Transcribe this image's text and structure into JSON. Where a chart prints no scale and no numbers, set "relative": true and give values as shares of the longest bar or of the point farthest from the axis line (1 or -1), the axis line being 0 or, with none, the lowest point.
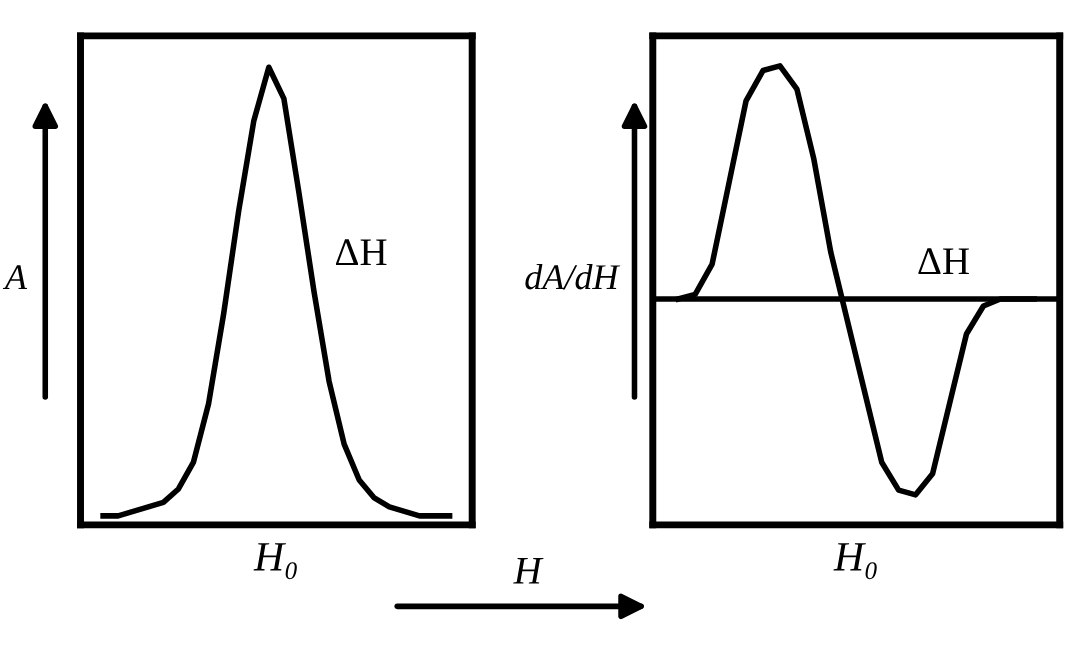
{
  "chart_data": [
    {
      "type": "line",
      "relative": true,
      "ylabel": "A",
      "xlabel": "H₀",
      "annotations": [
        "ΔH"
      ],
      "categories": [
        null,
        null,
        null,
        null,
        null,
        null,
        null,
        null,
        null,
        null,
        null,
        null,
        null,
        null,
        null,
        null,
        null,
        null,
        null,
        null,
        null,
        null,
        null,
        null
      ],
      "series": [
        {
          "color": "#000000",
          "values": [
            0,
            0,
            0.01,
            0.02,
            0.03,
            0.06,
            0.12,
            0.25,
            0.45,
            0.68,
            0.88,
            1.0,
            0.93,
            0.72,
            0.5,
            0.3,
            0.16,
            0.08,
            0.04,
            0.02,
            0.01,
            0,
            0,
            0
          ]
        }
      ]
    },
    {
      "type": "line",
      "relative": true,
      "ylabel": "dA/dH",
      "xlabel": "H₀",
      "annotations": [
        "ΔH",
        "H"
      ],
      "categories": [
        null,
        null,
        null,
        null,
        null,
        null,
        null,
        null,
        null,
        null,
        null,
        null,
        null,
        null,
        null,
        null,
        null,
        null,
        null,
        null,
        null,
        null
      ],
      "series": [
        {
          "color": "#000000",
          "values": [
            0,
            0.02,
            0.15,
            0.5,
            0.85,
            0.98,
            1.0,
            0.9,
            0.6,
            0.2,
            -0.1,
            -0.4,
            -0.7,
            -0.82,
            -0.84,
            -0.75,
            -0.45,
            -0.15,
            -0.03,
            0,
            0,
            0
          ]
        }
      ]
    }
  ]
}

INSTRUCTION: Write the lines above out again exactly, without any of their pictures.

RESULT OF THIS TASK:
Transcribe this image's text and structure into JSON. Where a chart prints no scale and no numbers, set "relative": true and give values as shares of the longest bar or of the point farthest from the axis line (1 or -1), the axis line being 0 or, with none, the lowest point.
{
  "chart_data": [
    {
      "type": "line",
      "relative": true,
      "ylabel": "A",
      "xlabel": "H₀",
      "annotations": [
        "ΔH"
      ],
      "categories": [
        null,
        null,
        null,
        null,
        null,
        null,
        null,
        null,
        null,
        null,
        null,
        null,
        null,
        null,
        null,
        null,
        null,
        null,
        null,
        null,
        null,
        null,
        null,
        null
      ],
      "series": [
        {
          "color": "#000000",
          "values": [
            0,
            0,
            0.01,
            0.02,
            0.03,
            0.06,
            0.12,
            0.25,
            0.45,
            0.68,
            0.88,
            1.0,
            0.93,
            0.72,
            0.5,
            0.3,
            0.16,
            0.08,
            0.04,
            0.02,
            0.01,
            0,
            0,
            0
          ]
        }
      ]
    },
    {
      "type": "line",
      "relative": true,
      "ylabel": "dA/dH",
      "xlabel": "H₀",
      "annotations": [
        "ΔH",
        "H"
      ],
      "categories": [
        null,
        null,
        null,
        null,
        null,
        null,
        null,
        null,
        null,
        null,
        null,
        null,
        null,
        null,
        null,
        null,
        null,
        null,
        null,
        null,
        null,
        null
      ],
      "series": [
        {
          "color": "#000000",
          "values": [
            0,
            0.02,
            0.15,
            0.5,
            0.85,
            0.98,
            1.0,
            0.9,
            0.6,
            0.2,
            -0.1,
            -0.4,
            -0.7,
            -0.82,
            -0.84,
            -0.75,
            -0.45,
            -0.15,
            -0.03,
            0,
            0,
            0
          ]
        }
      ]
    }
  ]
}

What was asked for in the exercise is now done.